DESCRIPTION OF THE TASK
Every entry below should be repeated exactly; the pictures should not.

Figure contents as structured data
— begin —

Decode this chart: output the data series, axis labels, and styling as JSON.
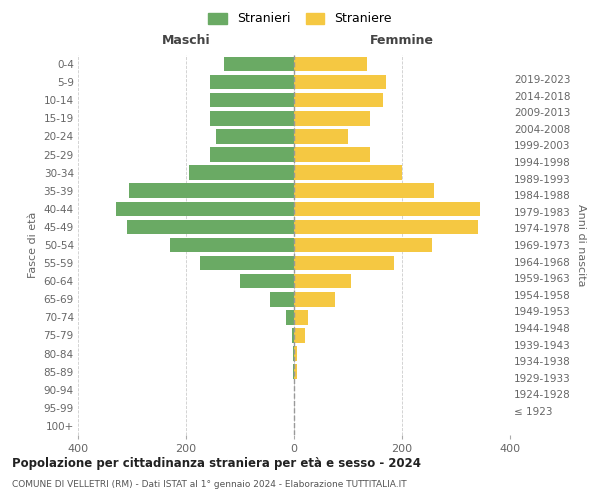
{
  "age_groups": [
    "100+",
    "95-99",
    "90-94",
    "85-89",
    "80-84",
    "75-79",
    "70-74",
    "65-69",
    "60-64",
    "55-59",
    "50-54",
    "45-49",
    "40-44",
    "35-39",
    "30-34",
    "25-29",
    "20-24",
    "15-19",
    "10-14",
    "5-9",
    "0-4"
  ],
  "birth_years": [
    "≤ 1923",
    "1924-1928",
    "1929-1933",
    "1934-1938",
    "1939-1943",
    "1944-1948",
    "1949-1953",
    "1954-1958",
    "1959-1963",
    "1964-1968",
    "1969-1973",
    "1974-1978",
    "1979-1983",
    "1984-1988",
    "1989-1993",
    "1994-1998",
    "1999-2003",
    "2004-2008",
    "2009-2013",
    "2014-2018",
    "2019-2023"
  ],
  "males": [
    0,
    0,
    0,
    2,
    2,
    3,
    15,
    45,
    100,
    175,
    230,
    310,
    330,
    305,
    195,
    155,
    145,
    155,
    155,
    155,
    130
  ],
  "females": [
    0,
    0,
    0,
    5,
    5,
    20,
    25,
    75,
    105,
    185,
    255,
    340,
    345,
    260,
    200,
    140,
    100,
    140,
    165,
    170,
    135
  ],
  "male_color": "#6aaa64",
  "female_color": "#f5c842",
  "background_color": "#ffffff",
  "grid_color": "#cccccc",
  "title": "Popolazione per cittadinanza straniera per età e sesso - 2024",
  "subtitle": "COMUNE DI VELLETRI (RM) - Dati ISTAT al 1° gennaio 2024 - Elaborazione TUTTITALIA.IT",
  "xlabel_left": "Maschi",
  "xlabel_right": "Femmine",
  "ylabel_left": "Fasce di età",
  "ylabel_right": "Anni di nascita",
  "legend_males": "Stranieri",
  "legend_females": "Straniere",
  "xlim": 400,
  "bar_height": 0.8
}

— end —

SOLUTION BELOW
Decode this chart: output the data series, axis labels, and styling as JSON.
{
  "age_groups": [
    "100+",
    "95-99",
    "90-94",
    "85-89",
    "80-84",
    "75-79",
    "70-74",
    "65-69",
    "60-64",
    "55-59",
    "50-54",
    "45-49",
    "40-44",
    "35-39",
    "30-34",
    "25-29",
    "20-24",
    "15-19",
    "10-14",
    "5-9",
    "0-4"
  ],
  "birth_years": [
    "≤ 1923",
    "1924-1928",
    "1929-1933",
    "1934-1938",
    "1939-1943",
    "1944-1948",
    "1949-1953",
    "1954-1958",
    "1959-1963",
    "1964-1968",
    "1969-1973",
    "1974-1978",
    "1979-1983",
    "1984-1988",
    "1989-1993",
    "1994-1998",
    "1999-2003",
    "2004-2008",
    "2009-2013",
    "2014-2018",
    "2019-2023"
  ],
  "males": [
    0,
    0,
    0,
    2,
    2,
    3,
    15,
    45,
    100,
    175,
    230,
    310,
    330,
    305,
    195,
    155,
    145,
    155,
    155,
    155,
    130
  ],
  "females": [
    0,
    0,
    0,
    5,
    5,
    20,
    25,
    75,
    105,
    185,
    255,
    340,
    345,
    260,
    200,
    140,
    100,
    140,
    165,
    170,
    135
  ],
  "male_color": "#6aaa64",
  "female_color": "#f5c842",
  "background_color": "#ffffff",
  "grid_color": "#cccccc",
  "title": "Popolazione per cittadinanza straniera per età e sesso - 2024",
  "subtitle": "COMUNE DI VELLETRI (RM) - Dati ISTAT al 1° gennaio 2024 - Elaborazione TUTTITALIA.IT",
  "xlabel_left": "Maschi",
  "xlabel_right": "Femmine",
  "ylabel_left": "Fasce di età",
  "ylabel_right": "Anni di nascita",
  "legend_males": "Stranieri",
  "legend_females": "Straniere",
  "xlim": 400,
  "bar_height": 0.8
}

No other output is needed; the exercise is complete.